■ GIVEN INSTRUCTION ■
Go through the data below. Pull out every line that has the word "JSON".

** START OF PROVIDED INFORMATION **

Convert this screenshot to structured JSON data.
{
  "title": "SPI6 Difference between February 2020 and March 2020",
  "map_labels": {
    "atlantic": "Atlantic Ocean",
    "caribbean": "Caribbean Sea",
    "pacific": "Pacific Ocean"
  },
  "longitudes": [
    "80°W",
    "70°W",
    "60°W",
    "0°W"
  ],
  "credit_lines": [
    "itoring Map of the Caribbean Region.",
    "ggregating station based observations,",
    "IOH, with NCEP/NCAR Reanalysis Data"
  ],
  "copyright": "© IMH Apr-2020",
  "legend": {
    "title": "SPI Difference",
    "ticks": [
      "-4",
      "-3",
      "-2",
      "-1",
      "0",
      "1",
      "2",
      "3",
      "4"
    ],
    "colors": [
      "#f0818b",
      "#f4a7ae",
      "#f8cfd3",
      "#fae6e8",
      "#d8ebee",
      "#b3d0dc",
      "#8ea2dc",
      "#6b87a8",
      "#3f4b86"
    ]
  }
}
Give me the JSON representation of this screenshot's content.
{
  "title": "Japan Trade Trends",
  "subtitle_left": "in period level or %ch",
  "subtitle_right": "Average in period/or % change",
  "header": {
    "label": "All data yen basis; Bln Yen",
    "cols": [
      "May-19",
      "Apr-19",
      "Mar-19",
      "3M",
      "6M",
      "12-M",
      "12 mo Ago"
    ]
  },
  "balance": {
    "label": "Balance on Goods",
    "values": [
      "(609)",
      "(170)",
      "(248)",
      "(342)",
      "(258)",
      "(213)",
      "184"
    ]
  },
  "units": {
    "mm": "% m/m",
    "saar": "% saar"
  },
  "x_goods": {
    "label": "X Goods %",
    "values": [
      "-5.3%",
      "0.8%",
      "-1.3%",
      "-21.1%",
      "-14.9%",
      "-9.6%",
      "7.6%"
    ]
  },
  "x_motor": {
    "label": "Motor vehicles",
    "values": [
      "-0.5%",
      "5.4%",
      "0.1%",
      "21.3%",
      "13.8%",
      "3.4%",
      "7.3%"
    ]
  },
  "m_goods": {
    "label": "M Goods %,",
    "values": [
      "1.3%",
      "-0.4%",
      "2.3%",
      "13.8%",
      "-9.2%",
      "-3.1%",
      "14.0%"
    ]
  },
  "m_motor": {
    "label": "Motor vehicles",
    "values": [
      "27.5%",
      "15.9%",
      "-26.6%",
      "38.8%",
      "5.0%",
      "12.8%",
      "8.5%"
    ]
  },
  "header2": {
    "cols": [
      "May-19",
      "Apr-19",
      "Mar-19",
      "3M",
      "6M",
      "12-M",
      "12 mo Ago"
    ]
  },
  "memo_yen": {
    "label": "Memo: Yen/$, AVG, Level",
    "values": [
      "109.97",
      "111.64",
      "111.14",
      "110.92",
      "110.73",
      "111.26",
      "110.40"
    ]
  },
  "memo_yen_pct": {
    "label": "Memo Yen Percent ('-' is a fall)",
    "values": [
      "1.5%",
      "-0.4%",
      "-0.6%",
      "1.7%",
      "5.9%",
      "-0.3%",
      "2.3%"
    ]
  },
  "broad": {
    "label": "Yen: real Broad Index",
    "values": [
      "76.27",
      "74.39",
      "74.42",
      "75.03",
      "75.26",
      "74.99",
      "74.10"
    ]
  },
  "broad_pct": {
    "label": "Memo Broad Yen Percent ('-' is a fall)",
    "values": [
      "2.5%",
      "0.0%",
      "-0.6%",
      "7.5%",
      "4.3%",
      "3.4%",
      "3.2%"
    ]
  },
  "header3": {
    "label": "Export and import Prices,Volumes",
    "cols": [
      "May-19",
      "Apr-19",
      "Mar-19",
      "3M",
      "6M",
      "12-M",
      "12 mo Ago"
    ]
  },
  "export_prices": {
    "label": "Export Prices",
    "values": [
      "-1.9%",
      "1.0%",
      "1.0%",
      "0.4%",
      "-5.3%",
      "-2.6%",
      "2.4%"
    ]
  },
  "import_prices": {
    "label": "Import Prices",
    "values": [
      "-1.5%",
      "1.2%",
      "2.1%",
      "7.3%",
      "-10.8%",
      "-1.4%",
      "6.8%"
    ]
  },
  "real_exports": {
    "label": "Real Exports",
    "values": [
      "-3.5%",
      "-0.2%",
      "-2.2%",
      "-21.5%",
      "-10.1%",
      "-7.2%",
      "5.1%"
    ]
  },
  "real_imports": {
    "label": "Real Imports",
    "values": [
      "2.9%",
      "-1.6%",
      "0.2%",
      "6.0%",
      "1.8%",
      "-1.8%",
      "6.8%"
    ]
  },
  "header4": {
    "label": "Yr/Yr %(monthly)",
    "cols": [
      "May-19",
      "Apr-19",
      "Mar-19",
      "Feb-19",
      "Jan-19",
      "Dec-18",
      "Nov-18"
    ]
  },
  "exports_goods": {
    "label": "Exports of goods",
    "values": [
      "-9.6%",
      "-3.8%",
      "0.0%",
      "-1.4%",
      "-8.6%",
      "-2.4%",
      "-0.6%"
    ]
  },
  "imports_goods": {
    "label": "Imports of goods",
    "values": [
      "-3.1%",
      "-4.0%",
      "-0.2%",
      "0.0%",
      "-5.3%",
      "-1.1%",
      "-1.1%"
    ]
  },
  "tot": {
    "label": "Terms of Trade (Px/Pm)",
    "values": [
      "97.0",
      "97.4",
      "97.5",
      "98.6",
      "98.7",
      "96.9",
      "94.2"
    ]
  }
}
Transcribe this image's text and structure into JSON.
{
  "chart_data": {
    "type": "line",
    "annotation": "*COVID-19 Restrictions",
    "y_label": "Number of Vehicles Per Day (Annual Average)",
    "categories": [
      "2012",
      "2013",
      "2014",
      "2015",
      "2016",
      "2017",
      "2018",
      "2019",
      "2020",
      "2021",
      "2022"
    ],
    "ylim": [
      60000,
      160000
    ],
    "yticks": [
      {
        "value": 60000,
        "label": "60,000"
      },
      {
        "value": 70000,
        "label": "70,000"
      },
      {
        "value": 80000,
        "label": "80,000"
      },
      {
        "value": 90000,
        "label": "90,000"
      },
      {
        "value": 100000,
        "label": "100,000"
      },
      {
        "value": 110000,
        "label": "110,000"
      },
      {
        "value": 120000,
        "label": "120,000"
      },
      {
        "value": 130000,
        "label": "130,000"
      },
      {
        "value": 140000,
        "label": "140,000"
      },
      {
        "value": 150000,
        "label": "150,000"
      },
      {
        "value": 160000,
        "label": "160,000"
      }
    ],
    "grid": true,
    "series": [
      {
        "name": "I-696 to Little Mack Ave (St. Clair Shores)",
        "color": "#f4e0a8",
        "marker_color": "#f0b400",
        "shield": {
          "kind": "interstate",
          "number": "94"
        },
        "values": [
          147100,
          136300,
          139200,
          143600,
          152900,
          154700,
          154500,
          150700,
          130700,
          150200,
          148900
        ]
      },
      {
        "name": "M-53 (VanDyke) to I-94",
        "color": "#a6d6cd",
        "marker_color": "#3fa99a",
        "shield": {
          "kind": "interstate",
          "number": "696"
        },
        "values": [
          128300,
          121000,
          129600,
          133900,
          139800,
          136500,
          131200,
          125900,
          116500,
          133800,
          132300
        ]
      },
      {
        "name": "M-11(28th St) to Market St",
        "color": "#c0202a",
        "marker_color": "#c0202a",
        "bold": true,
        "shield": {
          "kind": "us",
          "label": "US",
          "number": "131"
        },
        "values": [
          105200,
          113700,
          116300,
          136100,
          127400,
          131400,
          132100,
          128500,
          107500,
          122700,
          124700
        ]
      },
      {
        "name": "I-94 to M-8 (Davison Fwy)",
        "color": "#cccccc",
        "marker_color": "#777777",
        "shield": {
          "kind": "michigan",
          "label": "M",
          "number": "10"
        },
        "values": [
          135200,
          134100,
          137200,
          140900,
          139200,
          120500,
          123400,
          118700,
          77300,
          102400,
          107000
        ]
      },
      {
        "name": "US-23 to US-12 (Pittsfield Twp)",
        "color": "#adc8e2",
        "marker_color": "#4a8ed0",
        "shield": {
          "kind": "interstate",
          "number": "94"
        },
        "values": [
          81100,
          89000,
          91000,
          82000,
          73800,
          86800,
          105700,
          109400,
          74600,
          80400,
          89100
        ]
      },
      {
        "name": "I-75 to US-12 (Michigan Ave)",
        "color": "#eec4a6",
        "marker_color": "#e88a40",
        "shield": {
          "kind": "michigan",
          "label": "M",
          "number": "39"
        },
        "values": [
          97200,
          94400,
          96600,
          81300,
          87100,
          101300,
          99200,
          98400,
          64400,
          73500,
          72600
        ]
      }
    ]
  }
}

** END OF PROVIDED INFORMATION **

■ COMPLETE ANSWER ■
Convert this screenshot to structured JSON data.
Give me the JSON representation of this screenshot's content.
Transcribe this image's text and structure into JSON.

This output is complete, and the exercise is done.